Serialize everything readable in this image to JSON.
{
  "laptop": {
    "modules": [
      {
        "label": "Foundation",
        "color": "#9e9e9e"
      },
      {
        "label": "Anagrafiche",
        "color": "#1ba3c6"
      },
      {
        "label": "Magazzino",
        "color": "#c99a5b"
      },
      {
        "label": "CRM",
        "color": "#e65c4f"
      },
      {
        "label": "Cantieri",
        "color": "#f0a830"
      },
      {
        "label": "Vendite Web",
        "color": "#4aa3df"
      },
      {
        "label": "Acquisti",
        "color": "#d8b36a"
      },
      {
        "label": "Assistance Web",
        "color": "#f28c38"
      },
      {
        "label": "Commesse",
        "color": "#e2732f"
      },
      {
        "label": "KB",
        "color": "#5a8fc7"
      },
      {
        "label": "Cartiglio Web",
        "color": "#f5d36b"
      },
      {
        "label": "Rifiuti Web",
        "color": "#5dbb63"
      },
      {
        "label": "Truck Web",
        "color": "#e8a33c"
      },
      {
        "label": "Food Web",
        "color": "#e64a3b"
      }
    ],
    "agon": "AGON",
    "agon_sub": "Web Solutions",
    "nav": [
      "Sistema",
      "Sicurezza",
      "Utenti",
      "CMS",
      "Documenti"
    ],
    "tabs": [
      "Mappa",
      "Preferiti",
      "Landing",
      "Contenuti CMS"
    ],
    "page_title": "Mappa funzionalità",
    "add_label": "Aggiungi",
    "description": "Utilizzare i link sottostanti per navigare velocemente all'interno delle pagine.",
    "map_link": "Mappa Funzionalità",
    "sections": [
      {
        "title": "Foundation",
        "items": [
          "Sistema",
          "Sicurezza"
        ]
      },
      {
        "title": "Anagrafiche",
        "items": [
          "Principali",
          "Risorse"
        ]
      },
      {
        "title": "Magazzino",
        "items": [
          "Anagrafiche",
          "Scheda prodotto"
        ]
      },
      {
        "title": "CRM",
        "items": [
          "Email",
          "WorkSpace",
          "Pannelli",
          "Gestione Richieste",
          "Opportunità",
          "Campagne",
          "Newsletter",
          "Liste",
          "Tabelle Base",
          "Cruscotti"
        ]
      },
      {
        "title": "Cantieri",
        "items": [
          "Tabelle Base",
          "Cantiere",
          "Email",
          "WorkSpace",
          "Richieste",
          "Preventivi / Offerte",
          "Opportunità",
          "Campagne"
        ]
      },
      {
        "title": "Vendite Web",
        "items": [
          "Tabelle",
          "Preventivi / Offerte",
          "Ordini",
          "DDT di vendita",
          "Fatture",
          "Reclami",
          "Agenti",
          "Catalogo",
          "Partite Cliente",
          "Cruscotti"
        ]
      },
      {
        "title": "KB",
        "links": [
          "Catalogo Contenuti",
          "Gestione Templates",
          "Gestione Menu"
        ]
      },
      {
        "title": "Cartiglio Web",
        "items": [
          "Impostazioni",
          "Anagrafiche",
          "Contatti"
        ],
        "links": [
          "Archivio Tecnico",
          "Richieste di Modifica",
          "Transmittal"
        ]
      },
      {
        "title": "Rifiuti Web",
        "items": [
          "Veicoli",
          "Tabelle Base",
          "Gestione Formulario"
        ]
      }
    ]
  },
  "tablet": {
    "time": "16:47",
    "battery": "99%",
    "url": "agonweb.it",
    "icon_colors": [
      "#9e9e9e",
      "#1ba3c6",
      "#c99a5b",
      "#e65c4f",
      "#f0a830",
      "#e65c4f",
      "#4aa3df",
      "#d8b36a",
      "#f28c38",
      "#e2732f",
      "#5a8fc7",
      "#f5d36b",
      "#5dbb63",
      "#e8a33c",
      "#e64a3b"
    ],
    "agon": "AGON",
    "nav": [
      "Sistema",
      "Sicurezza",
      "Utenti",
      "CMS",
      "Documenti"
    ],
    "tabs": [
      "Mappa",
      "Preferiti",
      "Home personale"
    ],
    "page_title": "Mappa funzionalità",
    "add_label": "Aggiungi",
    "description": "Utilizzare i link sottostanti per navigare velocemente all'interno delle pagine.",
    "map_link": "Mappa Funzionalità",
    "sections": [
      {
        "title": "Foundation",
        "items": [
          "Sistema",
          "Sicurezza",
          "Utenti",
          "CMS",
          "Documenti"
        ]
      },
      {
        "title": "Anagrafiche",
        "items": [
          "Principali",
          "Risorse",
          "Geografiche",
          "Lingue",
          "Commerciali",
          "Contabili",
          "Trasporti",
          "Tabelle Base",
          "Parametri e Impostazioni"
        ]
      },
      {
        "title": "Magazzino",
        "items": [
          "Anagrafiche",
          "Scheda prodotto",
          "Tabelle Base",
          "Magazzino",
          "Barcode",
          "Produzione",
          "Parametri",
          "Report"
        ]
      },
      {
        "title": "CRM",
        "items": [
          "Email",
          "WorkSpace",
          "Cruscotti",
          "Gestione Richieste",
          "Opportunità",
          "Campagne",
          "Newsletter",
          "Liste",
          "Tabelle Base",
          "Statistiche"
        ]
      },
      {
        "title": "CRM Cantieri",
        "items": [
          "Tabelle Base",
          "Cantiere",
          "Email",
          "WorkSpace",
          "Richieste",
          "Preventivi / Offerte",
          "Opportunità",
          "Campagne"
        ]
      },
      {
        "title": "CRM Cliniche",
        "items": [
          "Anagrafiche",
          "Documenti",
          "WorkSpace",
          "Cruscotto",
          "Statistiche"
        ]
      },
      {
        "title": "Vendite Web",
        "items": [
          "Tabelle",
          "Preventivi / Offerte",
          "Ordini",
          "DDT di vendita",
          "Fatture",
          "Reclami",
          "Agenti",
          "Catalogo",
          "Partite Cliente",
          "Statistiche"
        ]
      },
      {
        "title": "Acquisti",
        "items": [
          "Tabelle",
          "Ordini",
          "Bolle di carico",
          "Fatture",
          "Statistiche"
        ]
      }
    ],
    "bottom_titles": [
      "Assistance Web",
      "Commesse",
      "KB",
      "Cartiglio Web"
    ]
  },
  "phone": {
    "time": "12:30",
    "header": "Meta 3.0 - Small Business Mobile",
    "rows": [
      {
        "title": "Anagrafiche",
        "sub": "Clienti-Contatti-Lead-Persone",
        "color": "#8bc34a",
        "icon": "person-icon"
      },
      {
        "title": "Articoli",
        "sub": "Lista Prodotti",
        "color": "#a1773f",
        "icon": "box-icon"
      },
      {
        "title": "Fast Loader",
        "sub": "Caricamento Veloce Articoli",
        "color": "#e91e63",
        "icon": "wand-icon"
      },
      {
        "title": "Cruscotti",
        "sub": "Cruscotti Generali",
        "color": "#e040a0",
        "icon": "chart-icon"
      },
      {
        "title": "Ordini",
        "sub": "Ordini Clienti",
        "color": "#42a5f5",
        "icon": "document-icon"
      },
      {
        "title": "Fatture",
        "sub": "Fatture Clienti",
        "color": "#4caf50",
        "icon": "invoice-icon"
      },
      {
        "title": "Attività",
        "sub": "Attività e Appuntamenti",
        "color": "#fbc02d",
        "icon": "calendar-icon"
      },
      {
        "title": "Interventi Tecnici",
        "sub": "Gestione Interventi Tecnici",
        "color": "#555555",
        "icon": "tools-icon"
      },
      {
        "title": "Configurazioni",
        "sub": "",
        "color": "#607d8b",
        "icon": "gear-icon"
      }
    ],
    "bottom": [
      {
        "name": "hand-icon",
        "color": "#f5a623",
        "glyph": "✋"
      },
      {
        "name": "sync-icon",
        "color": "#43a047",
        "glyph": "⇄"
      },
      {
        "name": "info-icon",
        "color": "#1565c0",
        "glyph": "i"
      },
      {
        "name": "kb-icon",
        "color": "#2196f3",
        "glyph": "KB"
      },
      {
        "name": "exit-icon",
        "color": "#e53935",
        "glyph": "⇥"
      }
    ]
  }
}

● ● ●

Retype the records above exactly.

_THE RESPONSE_
Serialize everything readable in this image to JSON.
{
  "laptop": {
    "modules": [
      {
        "label": "Foundation",
        "color": "#9e9e9e"
      },
      {
        "label": "Anagrafiche",
        "color": "#1ba3c6"
      },
      {
        "label": "Magazzino",
        "color": "#c99a5b"
      },
      {
        "label": "CRM",
        "color": "#e65c4f"
      },
      {
        "label": "Cantieri",
        "color": "#f0a830"
      },
      {
        "label": "Vendite Web",
        "color": "#4aa3df"
      },
      {
        "label": "Acquisti",
        "color": "#d8b36a"
      },
      {
        "label": "Assistance Web",
        "color": "#f28c38"
      },
      {
        "label": "Commesse",
        "color": "#e2732f"
      },
      {
        "label": "KB",
        "color": "#5a8fc7"
      },
      {
        "label": "Cartiglio Web",
        "color": "#f5d36b"
      },
      {
        "label": "Rifiuti Web",
        "color": "#5dbb63"
      },
      {
        "label": "Truck Web",
        "color": "#e8a33c"
      },
      {
        "label": "Food Web",
        "color": "#e64a3b"
      }
    ],
    "agon": "AGON",
    "agon_sub": "Web Solutions",
    "nav": [
      "Sistema",
      "Sicurezza",
      "Utenti",
      "CMS",
      "Documenti"
    ],
    "tabs": [
      "Mappa",
      "Preferiti",
      "Landing",
      "Contenuti CMS"
    ],
    "page_title": "Mappa funzionalità",
    "add_label": "Aggiungi",
    "description": "Utilizzare i link sottostanti per navigare velocemente all'interno delle pagine.",
    "map_link": "Mappa Funzionalità",
    "sections": [
      {
        "title": "Foundation",
        "items": [
          "Sistema",
          "Sicurezza"
        ]
      },
      {
        "title": "Anagrafiche",
        "items": [
          "Principali",
          "Risorse"
        ]
      },
      {
        "title": "Magazzino",
        "items": [
          "Anagrafiche",
          "Scheda prodotto"
        ]
      },
      {
        "title": "CRM",
        "items": [
          "Email",
          "WorkSpace",
          "Pannelli",
          "Gestione Richieste",
          "Opportunità",
          "Campagne",
          "Newsletter",
          "Liste",
          "Tabelle Base",
          "Cruscotti"
        ]
      },
      {
        "title": "Cantieri",
        "items": [
          "Tabelle Base",
          "Cantiere",
          "Email",
          "WorkSpace",
          "Richieste",
          "Preventivi / Offerte",
          "Opportunità",
          "Campagne"
        ]
      },
      {
        "title": "Vendite Web",
        "items": [
          "Tabelle",
          "Preventivi / Offerte",
          "Ordini",
          "DDT di vendita",
          "Fatture",
          "Reclami",
          "Agenti",
          "Catalogo",
          "Partite Cliente",
          "Cruscotti"
        ]
      },
      {
        "title": "KB",
        "links": [
          "Catalogo Contenuti",
          "Gestione Templates",
          "Gestione Menu"
        ]
      },
      {
        "title": "Cartiglio Web",
        "items": [
          "Impostazioni",
          "Anagrafiche",
          "Contatti"
        ],
        "links": [
          "Archivio Tecnico",
          "Richieste di Modifica",
          "Transmittal"
        ]
      },
      {
        "title": "Rifiuti Web",
        "items": [
          "Veicoli",
          "Tabelle Base",
          "Gestione Formulario"
        ]
      }
    ]
  },
  "tablet": {
    "time": "16:47",
    "battery": "99%",
    "url": "agonweb.it",
    "icon_colors": [
      "#9e9e9e",
      "#1ba3c6",
      "#c99a5b",
      "#e65c4f",
      "#f0a830",
      "#e65c4f",
      "#4aa3df",
      "#d8b36a",
      "#f28c38",
      "#e2732f",
      "#5a8fc7",
      "#f5d36b",
      "#5dbb63",
      "#e8a33c",
      "#e64a3b"
    ],
    "agon": "AGON",
    "nav": [
      "Sistema",
      "Sicurezza",
      "Utenti",
      "CMS",
      "Documenti"
    ],
    "tabs": [
      "Mappa",
      "Preferiti",
      "Home personale"
    ],
    "page_title": "Mappa funzionalità",
    "add_label": "Aggiungi",
    "description": "Utilizzare i link sottostanti per navigare velocemente all'interno delle pagine.",
    "map_link": "Mappa Funzionalità",
    "sections": [
      {
        "title": "Foundation",
        "items": [
          "Sistema",
          "Sicurezza",
          "Utenti",
          "CMS",
          "Documenti"
        ]
      },
      {
        "title": "Anagrafiche",
        "items": [
          "Principali",
          "Risorse",
          "Geografiche",
          "Lingue",
          "Commerciali",
          "Contabili",
          "Trasporti",
          "Tabelle Base",
          "Parametri e Impostazioni"
        ]
      },
      {
        "title": "Magazzino",
        "items": [
          "Anagrafiche",
          "Scheda prodotto",
          "Tabelle Base",
          "Magazzino",
          "Barcode",
          "Produzione",
          "Parametri",
          "Report"
        ]
      },
      {
        "title": "CRM",
        "items": [
          "Email",
          "WorkSpace",
          "Cruscotti",
          "Gestione Richieste",
          "Opportunità",
          "Campagne",
          "Newsletter",
          "Liste",
          "Tabelle Base",
          "Statistiche"
        ]
      },
      {
        "title": "CRM Cantieri",
        "items": [
          "Tabelle Base",
          "Cantiere",
          "Email",
          "WorkSpace",
          "Richieste",
          "Preventivi / Offerte",
          "Opportunità",
          "Campagne"
        ]
      },
      {
        "title": "CRM Cliniche",
        "items": [
          "Anagrafiche",
          "Documenti",
          "WorkSpace",
          "Cruscotto",
          "Statistiche"
        ]
      },
      {
        "title": "Vendite Web",
        "items": [
          "Tabelle",
          "Preventivi / Offerte",
          "Ordini",
          "DDT di vendita",
          "Fatture",
          "Reclami",
          "Agenti",
          "Catalogo",
          "Partite Cliente",
          "Statistiche"
        ]
      },
      {
        "title": "Acquisti",
        "items": [
          "Tabelle",
          "Ordini",
          "Bolle di carico",
          "Fatture",
          "Statistiche"
        ]
      }
    ],
    "bottom_titles": [
      "Assistance Web",
      "Commesse",
      "KB",
      "Cartiglio Web"
    ]
  },
  "phone": {
    "time": "12:30",
    "header": "Meta 3.0 - Small Business Mobile",
    "rows": [
      {
        "title": "Anagrafiche",
        "sub": "Clienti-Contatti-Lead-Persone",
        "color": "#8bc34a",
        "icon": "person-icon"
      },
      {
        "title": "Articoli",
        "sub": "Lista Prodotti",
        "color": "#a1773f",
        "icon": "box-icon"
      },
      {
        "title": "Fast Loader",
        "sub": "Caricamento Veloce Articoli",
        "color": "#e91e63",
        "icon": "wand-icon"
      },
      {
        "title": "Cruscotti",
        "sub": "Cruscotti Generali",
        "color": "#e040a0",
        "icon": "chart-icon"
      },
      {
        "title": "Ordini",
        "sub": "Ordini Clienti",
        "color": "#42a5f5",
        "icon": "document-icon"
      },
      {
        "title": "Fatture",
        "sub": "Fatture Clienti",
        "color": "#4caf50",
        "icon": "invoice-icon"
      },
      {
        "title": "Attività",
        "sub": "Attività e Appuntamenti",
        "color": "#fbc02d",
        "icon": "calendar-icon"
      },
      {
        "title": "Interventi Tecnici",
        "sub": "Gestione Interventi Tecnici",
        "color": "#555555",
        "icon": "tools-icon"
      },
      {
        "title": "Configurazioni",
        "sub": "",
        "color": "#607d8b",
        "icon": "gear-icon"
      }
    ],
    "bottom": [
      {
        "name": "hand-icon",
        "color": "#f5a623",
        "glyph": "✋"
      },
      {
        "name": "sync-icon",
        "color": "#43a047",
        "glyph": "⇄"
      },
      {
        "name": "info-icon",
        "color": "#1565c0",
        "glyph": "i"
      },
      {
        "name": "kb-icon",
        "color": "#2196f3",
        "glyph": "KB"
      },
      {
        "name": "exit-icon",
        "color": "#e53935",
        "glyph": "⇥"
      }
    ]
  }
}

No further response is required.